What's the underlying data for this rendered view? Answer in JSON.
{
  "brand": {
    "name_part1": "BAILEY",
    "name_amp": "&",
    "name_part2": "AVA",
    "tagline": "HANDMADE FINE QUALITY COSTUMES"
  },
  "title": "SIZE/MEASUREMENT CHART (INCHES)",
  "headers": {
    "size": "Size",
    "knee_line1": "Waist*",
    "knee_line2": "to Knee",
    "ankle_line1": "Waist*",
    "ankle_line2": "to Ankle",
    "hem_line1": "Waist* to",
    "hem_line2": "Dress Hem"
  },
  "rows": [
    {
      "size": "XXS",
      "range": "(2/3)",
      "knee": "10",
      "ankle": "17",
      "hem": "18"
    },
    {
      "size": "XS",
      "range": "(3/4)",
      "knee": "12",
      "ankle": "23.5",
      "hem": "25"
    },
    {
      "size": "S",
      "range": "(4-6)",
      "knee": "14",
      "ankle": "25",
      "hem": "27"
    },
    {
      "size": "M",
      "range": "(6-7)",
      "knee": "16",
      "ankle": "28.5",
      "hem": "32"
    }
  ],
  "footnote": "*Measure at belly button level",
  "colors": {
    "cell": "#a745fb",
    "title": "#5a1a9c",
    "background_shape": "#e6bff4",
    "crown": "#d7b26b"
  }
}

□ □ □ □ □ □ □

The exercise: Repeat the records above exactly.

Solution to the problem:
What's the underlying data for this rendered view? Answer in JSON.
{
  "brand": {
    "name_part1": "BAILEY",
    "name_amp": "&",
    "name_part2": "AVA",
    "tagline": "HANDMADE FINE QUALITY COSTUMES"
  },
  "title": "SIZE/MEASUREMENT CHART (INCHES)",
  "headers": {
    "size": "Size",
    "knee_line1": "Waist*",
    "knee_line2": "to Knee",
    "ankle_line1": "Waist*",
    "ankle_line2": "to Ankle",
    "hem_line1": "Waist* to",
    "hem_line2": "Dress Hem"
  },
  "rows": [
    {
      "size": "XXS",
      "range": "(2/3)",
      "knee": "10",
      "ankle": "17",
      "hem": "18"
    },
    {
      "size": "XS",
      "range": "(3/4)",
      "knee": "12",
      "ankle": "23.5",
      "hem": "25"
    },
    {
      "size": "S",
      "range": "(4-6)",
      "knee": "14",
      "ankle": "25",
      "hem": "27"
    },
    {
      "size": "M",
      "range": "(6-7)",
      "knee": "16",
      "ankle": "28.5",
      "hem": "32"
    }
  ],
  "footnote": "*Measure at belly button level",
  "colors": {
    "cell": "#a745fb",
    "title": "#5a1a9c",
    "background_shape": "#e6bff4",
    "crown": "#d7b26b"
  }
}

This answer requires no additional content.